Copy out every line exactly as given.
========
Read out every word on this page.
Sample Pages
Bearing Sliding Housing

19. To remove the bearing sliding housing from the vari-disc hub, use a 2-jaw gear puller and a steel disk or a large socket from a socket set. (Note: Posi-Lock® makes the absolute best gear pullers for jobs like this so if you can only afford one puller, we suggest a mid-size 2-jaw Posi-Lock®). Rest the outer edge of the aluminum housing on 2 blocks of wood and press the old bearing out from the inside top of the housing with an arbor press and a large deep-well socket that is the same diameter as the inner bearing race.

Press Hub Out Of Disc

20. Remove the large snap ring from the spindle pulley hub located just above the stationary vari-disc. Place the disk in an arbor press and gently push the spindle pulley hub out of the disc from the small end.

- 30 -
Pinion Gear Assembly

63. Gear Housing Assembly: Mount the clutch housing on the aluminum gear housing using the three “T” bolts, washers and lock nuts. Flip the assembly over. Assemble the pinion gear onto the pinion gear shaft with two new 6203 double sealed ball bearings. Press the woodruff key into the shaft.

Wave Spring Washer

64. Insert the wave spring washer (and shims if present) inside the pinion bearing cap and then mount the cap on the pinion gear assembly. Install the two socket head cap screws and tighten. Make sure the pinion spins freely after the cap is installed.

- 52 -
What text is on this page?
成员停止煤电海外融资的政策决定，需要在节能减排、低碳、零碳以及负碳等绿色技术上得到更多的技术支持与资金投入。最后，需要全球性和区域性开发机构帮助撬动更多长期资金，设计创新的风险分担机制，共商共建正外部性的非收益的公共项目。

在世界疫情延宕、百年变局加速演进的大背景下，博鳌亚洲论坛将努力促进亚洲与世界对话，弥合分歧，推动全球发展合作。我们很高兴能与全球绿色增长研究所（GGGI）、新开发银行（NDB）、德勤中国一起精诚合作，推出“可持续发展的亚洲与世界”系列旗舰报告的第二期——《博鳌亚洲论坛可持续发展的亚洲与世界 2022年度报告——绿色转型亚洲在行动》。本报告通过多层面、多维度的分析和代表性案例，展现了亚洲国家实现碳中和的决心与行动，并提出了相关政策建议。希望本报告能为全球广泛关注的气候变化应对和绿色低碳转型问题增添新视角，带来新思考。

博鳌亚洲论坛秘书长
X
========
- **Task result**
Read out every word on this page.
Sample Pages
Bearing Sliding Housing

19. To remove the bearing sliding housing from the vari-disc hub, use a 2-jaw gear puller and a steel disk or a large socket from a socket set. (Note: Posi-Lock® makes the absolute best gear pullers for jobs like this so if you can only afford one puller, we suggest a mid-size 2-jaw Posi-Lock®). Rest the outer edge of the aluminum housing on 2 blocks of wood and press the old bearing out from the inside top of the housing with an arbor press and a large deep-well socket that is the same diameter as the inner bearing race.

Press Hub Out Of Disc

20. Remove the large snap ring from the spindle pulley hub located just above the stationary vari-disc. Place the disk in an arbor press and gently push the spindle pulley hub out of the disc from the small end.

- 30 -
Pinion Gear Assembly

63. Gear Housing Assembly: Mount the clutch housing on the aluminum gear housing using the three “T” bolts, washers and lock nuts. Flip the assembly over. Assemble the pinion gear onto the pinion gear shaft with two new 6203 double sealed ball bearings. Press the woodruff key into the shaft.

Wave Spring Washer

64. Insert the wave spring washer (and shims if present) inside the pinion bearing cap and then mount the cap on the pinion gear assembly. Install the two socket head cap screws and tighten. Make sure the pinion spins freely after the cap is installed.

- 52 -
What text is on this page?
成员停止煤电海外融资的政策决定，需要在节能减排、低碳、零碳以及负碳等绿色技术上得到更多的技术支持与资金投入。最后，需要全球性和区域性开发机构帮助撬动更多长期资金，设计创新的风险分担机制，共商共建正外部性的非收益的公共项目。

在世界疫情延宕、百年变局加速演进的大背景下，博鳌亚洲论坛将努力促进亚洲与世界对话，弥合分歧，推动全球发展合作。我们很高兴能与全球绿色增长研究所（GGGI）、新开发银行（NDB）、德勤中国一起精诚合作，推出“可持续发展的亚洲与世界”系列旗舰报告的第二期——《博鳌亚洲论坛可持续发展的亚洲与世界 2022年度报告——绿色转型亚洲在行动》。本报告通过多层面、多维度的分析和代表性案例，展现了亚洲国家实现碳中和的决心与行动，并提出了相关政策建议。希望本报告能为全球广泛关注的气候变化应对和绿色低碳转型问题增添新视角，带来新思考。

博鳌亚洲论坛秘书长
X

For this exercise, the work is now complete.